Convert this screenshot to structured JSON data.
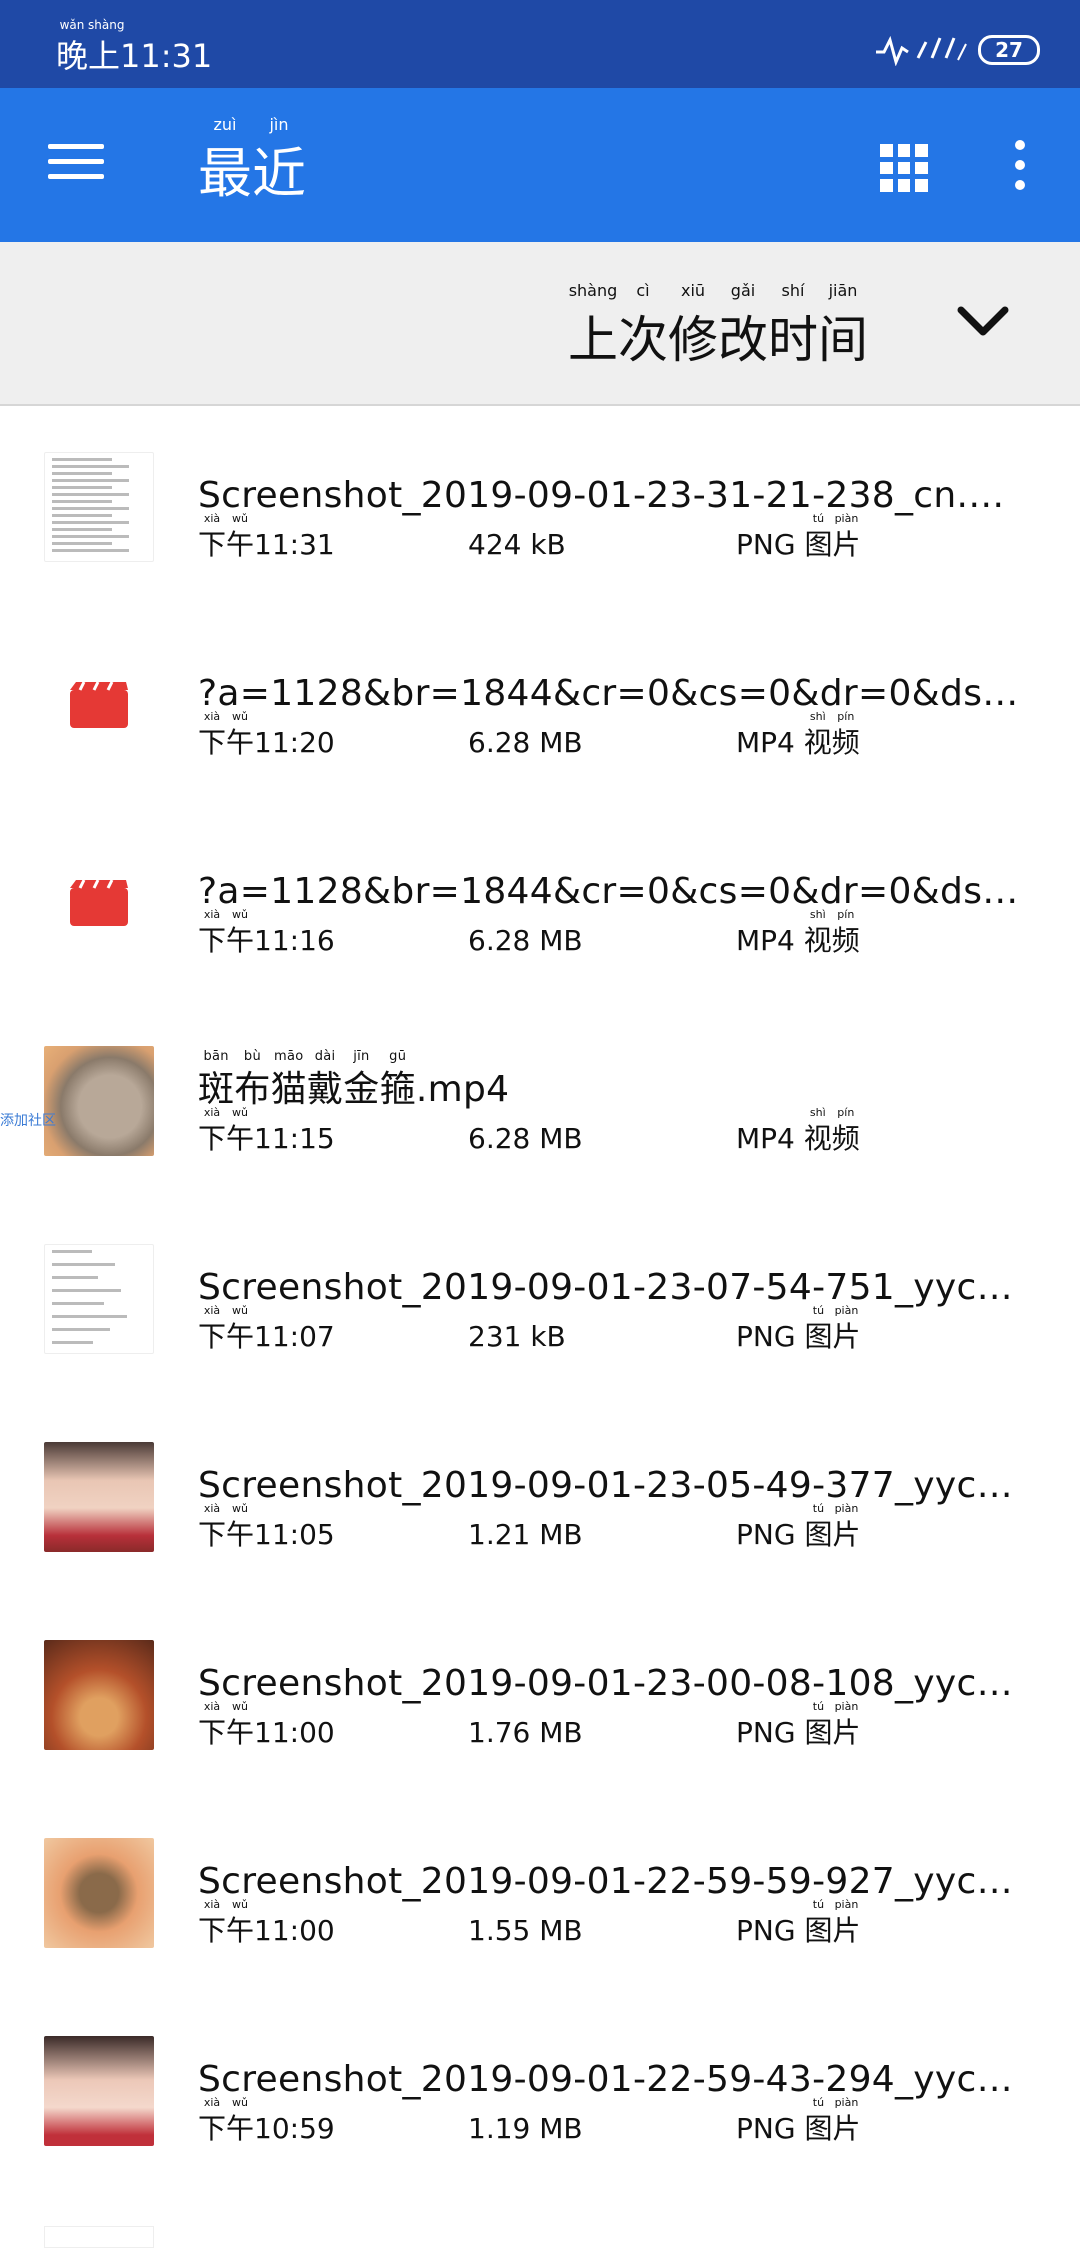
{
  "status_bar": {
    "time_pinyin": [
      "wǎn",
      "shàng"
    ],
    "time_han": [
      "晚",
      "上"
    ],
    "time": "11:31",
    "battery": "27"
  },
  "app_bar": {
    "title_han": [
      "最",
      "近"
    ],
    "title_pinyin": [
      "zuì",
      "jìn"
    ],
    "menu_icon": "hamburger-menu-icon",
    "grid_icon": "grid-view-icon",
    "more_icon": "more-vert-icon"
  },
  "sort": {
    "label_han": [
      "上",
      "次",
      "修",
      "改",
      "时",
      "间"
    ],
    "label_pinyin": [
      "shàng",
      "cì",
      "xiū",
      "gǎi",
      "shí",
      "jiān"
    ]
  },
  "files": [
    {
      "name": "Screenshot_2019-09-01-23-31-21-238_cn.…",
      "time": "11:31",
      "size": "424 kB",
      "ext": "PNG",
      "kind_han": [
        "图",
        "片"
      ],
      "kind_pinyin": [
        "tú",
        "piàn"
      ],
      "thumb": "doc"
    },
    {
      "name": "?a=1128&br=1844&cr=0&cs=0&dr=0&ds=1…",
      "time": "11:20",
      "size": "6.28 MB",
      "ext": "MP4",
      "kind_han": [
        "视",
        "频"
      ],
      "kind_pinyin": [
        "shì",
        "pín"
      ],
      "thumb": "video"
    },
    {
      "name": "?a=1128&br=1844&cr=0&cs=0&dr=0&ds=1…",
      "time": "11:16",
      "size": "6.28 MB",
      "ext": "MP4",
      "kind_han": [
        "视",
        "频"
      ],
      "kind_pinyin": [
        "shì",
        "pín"
      ],
      "thumb": "video"
    },
    {
      "name": "斑布猫戴金箍.mp4",
      "name_pinyin": [
        "bān",
        "bù",
        "māo",
        "dài",
        "jīn",
        "gū"
      ],
      "time": "11:15",
      "size": "6.28 MB",
      "ext": "MP4",
      "kind_han": [
        "视",
        "频"
      ],
      "kind_pinyin": [
        "shì",
        "pín"
      ],
      "thumb": "cat"
    },
    {
      "name": "Screenshot_2019-09-01-23-07-54-751_yyc…",
      "time": "11:07",
      "size": "231 kB",
      "ext": "PNG",
      "kind_han": [
        "图",
        "片"
      ],
      "kind_pinyin": [
        "tú",
        "piàn"
      ],
      "thumb": "list"
    },
    {
      "name": "Screenshot_2019-09-01-23-05-49-377_yyc…",
      "time": "11:05",
      "size": "1.21 MB",
      "ext": "PNG",
      "kind_han": [
        "图",
        "片"
      ],
      "kind_pinyin": [
        "tú",
        "piàn"
      ],
      "thumb": "girl"
    },
    {
      "name": "Screenshot_2019-09-01-23-00-08-108_yyc…",
      "time": "11:00",
      "size": "1.76 MB",
      "ext": "PNG",
      "kind_han": [
        "图",
        "片"
      ],
      "kind_pinyin": [
        "tú",
        "piàn"
      ],
      "thumb": "warm"
    },
    {
      "name": "Screenshot_2019-09-01-22-59-59-927_yyc…",
      "time": "11:00",
      "size": "1.55 MB",
      "ext": "PNG",
      "kind_han": [
        "图",
        "片"
      ],
      "kind_pinyin": [
        "tú",
        "piàn"
      ],
      "thumb": "bear"
    },
    {
      "name": "Screenshot_2019-09-01-22-59-43-294_yyc…",
      "time": "10:59",
      "size": "1.19 MB",
      "ext": "PNG",
      "kind_han": [
        "图",
        "片"
      ],
      "kind_pinyin": [
        "tú",
        "piàn"
      ],
      "thumb": "girl2"
    }
  ],
  "time_prefix_han": [
    "下",
    "午"
  ],
  "time_prefix_pinyin": [
    "xià",
    "wǔ"
  ],
  "edge_text": "添加社区"
}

------------------------------------------------------------

## THE REQUEST
Write out all the entries exactly, except for the pictures.

## ANSWER IN FULL
Convert this screenshot to structured JSON data.
{
  "status_bar": {
    "time_pinyin": [
      "wǎn",
      "shàng"
    ],
    "time_han": [
      "晚",
      "上"
    ],
    "time": "11:31",
    "battery": "27"
  },
  "app_bar": {
    "title_han": [
      "最",
      "近"
    ],
    "title_pinyin": [
      "zuì",
      "jìn"
    ],
    "menu_icon": "hamburger-menu-icon",
    "grid_icon": "grid-view-icon",
    "more_icon": "more-vert-icon"
  },
  "sort": {
    "label_han": [
      "上",
      "次",
      "修",
      "改",
      "时",
      "间"
    ],
    "label_pinyin": [
      "shàng",
      "cì",
      "xiū",
      "gǎi",
      "shí",
      "jiān"
    ]
  },
  "files": [
    {
      "name": "Screenshot_2019-09-01-23-31-21-238_cn.…",
      "time": "11:31",
      "size": "424 kB",
      "ext": "PNG",
      "kind_han": [
        "图",
        "片"
      ],
      "kind_pinyin": [
        "tú",
        "piàn"
      ],
      "thumb": "doc"
    },
    {
      "name": "?a=1128&br=1844&cr=0&cs=0&dr=0&ds=1…",
      "time": "11:20",
      "size": "6.28 MB",
      "ext": "MP4",
      "kind_han": [
        "视",
        "频"
      ],
      "kind_pinyin": [
        "shì",
        "pín"
      ],
      "thumb": "video"
    },
    {
      "name": "?a=1128&br=1844&cr=0&cs=0&dr=0&ds=1…",
      "time": "11:16",
      "size": "6.28 MB",
      "ext": "MP4",
      "kind_han": [
        "视",
        "频"
      ],
      "kind_pinyin": [
        "shì",
        "pín"
      ],
      "thumb": "video"
    },
    {
      "name": "斑布猫戴金箍.mp4",
      "name_pinyin": [
        "bān",
        "bù",
        "māo",
        "dài",
        "jīn",
        "gū"
      ],
      "time": "11:15",
      "size": "6.28 MB",
      "ext": "MP4",
      "kind_han": [
        "视",
        "频"
      ],
      "kind_pinyin": [
        "shì",
        "pín"
      ],
      "thumb": "cat"
    },
    {
      "name": "Screenshot_2019-09-01-23-07-54-751_yyc…",
      "time": "11:07",
      "size": "231 kB",
      "ext": "PNG",
      "kind_han": [
        "图",
        "片"
      ],
      "kind_pinyin": [
        "tú",
        "piàn"
      ],
      "thumb": "list"
    },
    {
      "name": "Screenshot_2019-09-01-23-05-49-377_yyc…",
      "time": "11:05",
      "size": "1.21 MB",
      "ext": "PNG",
      "kind_han": [
        "图",
        "片"
      ],
      "kind_pinyin": [
        "tú",
        "piàn"
      ],
      "thumb": "girl"
    },
    {
      "name": "Screenshot_2019-09-01-23-00-08-108_yyc…",
      "time": "11:00",
      "size": "1.76 MB",
      "ext": "PNG",
      "kind_han": [
        "图",
        "片"
      ],
      "kind_pinyin": [
        "tú",
        "piàn"
      ],
      "thumb": "warm"
    },
    {
      "name": "Screenshot_2019-09-01-22-59-59-927_yyc…",
      "time": "11:00",
      "size": "1.55 MB",
      "ext": "PNG",
      "kind_han": [
        "图",
        "片"
      ],
      "kind_pinyin": [
        "tú",
        "piàn"
      ],
      "thumb": "bear"
    },
    {
      "name": "Screenshot_2019-09-01-22-59-43-294_yyc…",
      "time": "10:59",
      "size": "1.19 MB",
      "ext": "PNG",
      "kind_han": [
        "图",
        "片"
      ],
      "kind_pinyin": [
        "tú",
        "piàn"
      ],
      "thumb": "girl2"
    }
  ],
  "time_prefix_han": [
    "下",
    "午"
  ],
  "time_prefix_pinyin": [
    "xià",
    "wǔ"
  ],
  "edge_text": "添加社区"
}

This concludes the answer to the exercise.